[SET PROBLEM] Set the listing down unchanged, minus every embedded image.
** Start of ENTRIES SUPPLIED **
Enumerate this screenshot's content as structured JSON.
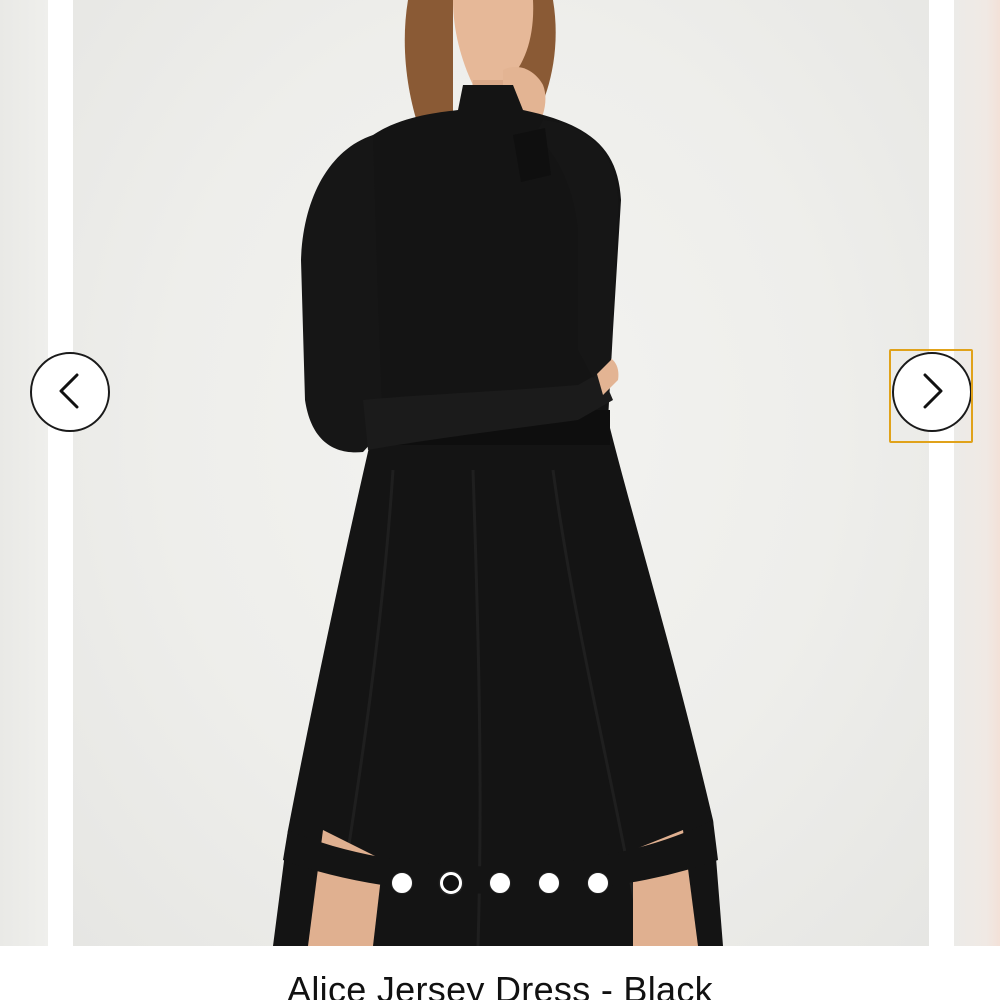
{
  "gallery": {
    "image_alt": "Woman wearing a black long-sleeve jersey dress with high neck",
    "prev_icon": "chevron-left-icon",
    "next_icon": "chevron-right-icon",
    "slide_count": 5,
    "active_index": 1,
    "focus_color": "#e0a21a"
  },
  "product": {
    "title": "Alice Jersey Dress - Black"
  }
}
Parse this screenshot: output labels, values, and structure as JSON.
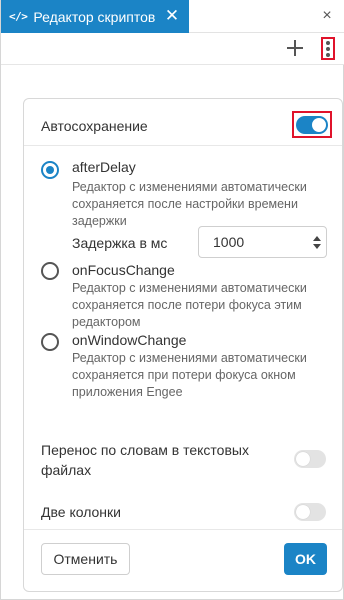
** End of ENTRIES SUPPLIED **
[FINISHED ANSWER]
Enumerate this screenshot's content as structured JSON.
{
  "gallery": {
    "image_alt": "Woman wearing a black long-sleeve jersey dress with high neck",
    "prev_icon": "chevron-left-icon",
    "next_icon": "chevron-right-icon",
    "slide_count": 5,
    "active_index": 1,
    "focus_color": "#e0a21a"
  },
  "product": {
    "title": "Alice Jersey Dress - Black"
  }
}
Parse this screenshot: output labels, values, and structure as JSON.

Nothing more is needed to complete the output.